WORK REQUEST: Your task is to restate the data word for word.
*** Opening INFORMATION PROVIDED ***
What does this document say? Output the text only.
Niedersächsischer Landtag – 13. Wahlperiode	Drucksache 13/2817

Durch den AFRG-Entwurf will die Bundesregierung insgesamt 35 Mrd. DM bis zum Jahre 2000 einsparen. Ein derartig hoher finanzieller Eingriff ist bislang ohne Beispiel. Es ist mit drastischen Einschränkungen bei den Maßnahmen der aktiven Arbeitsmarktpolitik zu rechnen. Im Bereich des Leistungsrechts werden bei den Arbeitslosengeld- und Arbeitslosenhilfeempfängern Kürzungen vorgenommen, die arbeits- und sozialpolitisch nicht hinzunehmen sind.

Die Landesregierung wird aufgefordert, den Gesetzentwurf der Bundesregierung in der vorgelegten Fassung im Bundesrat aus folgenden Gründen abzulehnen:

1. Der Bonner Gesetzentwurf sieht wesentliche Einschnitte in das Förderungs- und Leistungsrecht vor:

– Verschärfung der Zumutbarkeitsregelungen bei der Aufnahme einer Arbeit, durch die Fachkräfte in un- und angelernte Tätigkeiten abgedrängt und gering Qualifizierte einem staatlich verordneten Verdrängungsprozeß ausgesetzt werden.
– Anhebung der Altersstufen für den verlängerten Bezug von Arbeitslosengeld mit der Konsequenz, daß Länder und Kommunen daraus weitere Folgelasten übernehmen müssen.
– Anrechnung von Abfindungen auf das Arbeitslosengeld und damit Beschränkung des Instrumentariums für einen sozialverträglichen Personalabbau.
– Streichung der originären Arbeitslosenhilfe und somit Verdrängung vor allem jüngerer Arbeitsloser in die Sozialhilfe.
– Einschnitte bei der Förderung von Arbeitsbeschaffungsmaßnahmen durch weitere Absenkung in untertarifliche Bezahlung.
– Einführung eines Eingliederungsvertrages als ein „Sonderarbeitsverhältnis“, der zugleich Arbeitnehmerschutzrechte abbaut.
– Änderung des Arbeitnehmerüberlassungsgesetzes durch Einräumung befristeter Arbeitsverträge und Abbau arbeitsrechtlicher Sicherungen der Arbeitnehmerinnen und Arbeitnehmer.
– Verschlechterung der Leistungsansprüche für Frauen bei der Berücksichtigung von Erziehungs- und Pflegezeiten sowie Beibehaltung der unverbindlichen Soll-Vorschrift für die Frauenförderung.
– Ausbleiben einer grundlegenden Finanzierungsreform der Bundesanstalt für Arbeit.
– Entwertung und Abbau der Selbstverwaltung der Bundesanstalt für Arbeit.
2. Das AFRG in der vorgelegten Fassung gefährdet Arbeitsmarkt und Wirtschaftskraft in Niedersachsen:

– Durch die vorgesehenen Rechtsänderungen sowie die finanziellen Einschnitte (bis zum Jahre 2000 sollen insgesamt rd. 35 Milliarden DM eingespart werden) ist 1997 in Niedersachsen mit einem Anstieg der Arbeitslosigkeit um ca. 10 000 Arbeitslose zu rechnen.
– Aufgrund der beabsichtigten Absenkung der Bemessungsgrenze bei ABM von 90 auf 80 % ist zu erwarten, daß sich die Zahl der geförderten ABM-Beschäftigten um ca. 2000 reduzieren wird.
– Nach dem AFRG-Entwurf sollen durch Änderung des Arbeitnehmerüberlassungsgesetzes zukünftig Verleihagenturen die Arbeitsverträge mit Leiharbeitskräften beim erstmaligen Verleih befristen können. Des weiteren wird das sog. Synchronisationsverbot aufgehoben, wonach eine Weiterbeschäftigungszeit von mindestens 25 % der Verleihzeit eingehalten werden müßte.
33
*** Closing INFORMATION PROVIDED ***
THE ANSWER:
What does this document say? Output the text only.
Niedersächsischer Landtag – 13. Wahlperiode	Drucksache 13/2817

Durch den AFRG-Entwurf will die Bundesregierung insgesamt 35 Mrd. DM bis zum Jahre 2000 einsparen. Ein derartig hoher finanzieller Eingriff ist bislang ohne Beispiel. Es ist mit drastischen Einschränkungen bei den Maßnahmen der aktiven Arbeitsmarktpolitik zu rechnen. Im Bereich des Leistungsrechts werden bei den Arbeitslosengeld- und Arbeitslosenhilfeempfängern Kürzungen vorgenommen, die arbeits- und sozialpolitisch nicht hinzunehmen sind.

Die Landesregierung wird aufgefordert, den Gesetzentwurf der Bundesregierung in der vorgelegten Fassung im Bundesrat aus folgenden Gründen abzulehnen:

1. Der Bonner Gesetzentwurf sieht wesentliche Einschnitte in das Förderungs- und Leistungsrecht vor:

– Verschärfung der Zumutbarkeitsregelungen bei der Aufnahme einer Arbeit, durch die Fachkräfte in un- und angelernte Tätigkeiten abgedrängt und gering Qualifizierte einem staatlich verordneten Verdrängungsprozeß ausgesetzt werden.
– Anhebung der Altersstufen für den verlängerten Bezug von Arbeitslosengeld mit der Konsequenz, daß Länder und Kommunen daraus weitere Folgelasten übernehmen müssen.
– Anrechnung von Abfindungen auf das Arbeitslosengeld und damit Beschränkung des Instrumentariums für einen sozialverträglichen Personalabbau.
– Streichung der originären Arbeitslosenhilfe und somit Verdrängung vor allem jüngerer Arbeitsloser in die Sozialhilfe.
– Einschnitte bei der Förderung von Arbeitsbeschaffungsmaßnahmen durch weitere Absenkung in untertarifliche Bezahlung.
– Einführung eines Eingliederungsvertrages als ein „Sonderarbeitsverhältnis“, der zugleich Arbeitnehmerschutzrechte abbaut.
– Änderung des Arbeitnehmerüberlassungsgesetzes durch Einräumung befristeter Arbeitsverträge und Abbau arbeitsrechtlicher Sicherungen der Arbeitnehmerinnen und Arbeitnehmer.
– Verschlechterung der Leistungsansprüche für Frauen bei der Berücksichtigung von Erziehungs- und Pflegezeiten sowie Beibehaltung der unverbindlichen Soll-Vorschrift für die Frauenförderung.
– Ausbleiben einer grundlegenden Finanzierungsreform der Bundesanstalt für Arbeit.
– Entwertung und Abbau der Selbstverwaltung der Bundesanstalt für Arbeit.
2. Das AFRG in der vorgelegten Fassung gefährdet Arbeitsmarkt und Wirtschaftskraft in Niedersachsen:

– Durch die vorgesehenen Rechtsänderungen sowie die finanziellen Einschnitte (bis zum Jahre 2000 sollen insgesamt rd. 35 Milliarden DM eingespart werden) ist 1997 in Niedersachsen mit einem Anstieg der Arbeitslosigkeit um ca. 10 000 Arbeitslose zu rechnen.
– Aufgrund der beabsichtigten Absenkung der Bemessungsgrenze bei ABM von 90 auf 80 % ist zu erwarten, daß sich die Zahl der geförderten ABM-Beschäftigten um ca. 2000 reduzieren wird.
– Nach dem AFRG-Entwurf sollen durch Änderung des Arbeitnehmerüberlassungsgesetzes zukünftig Verleihagenturen die Arbeitsverträge mit Leiharbeitskräften beim erstmaligen Verleih befristen können. Des weiteren wird das sog. Synchronisationsverbot aufgehoben, wonach eine Weiterbeschäftigungszeit von mindestens 25 % der Verleihzeit eingehalten werden müßte.
33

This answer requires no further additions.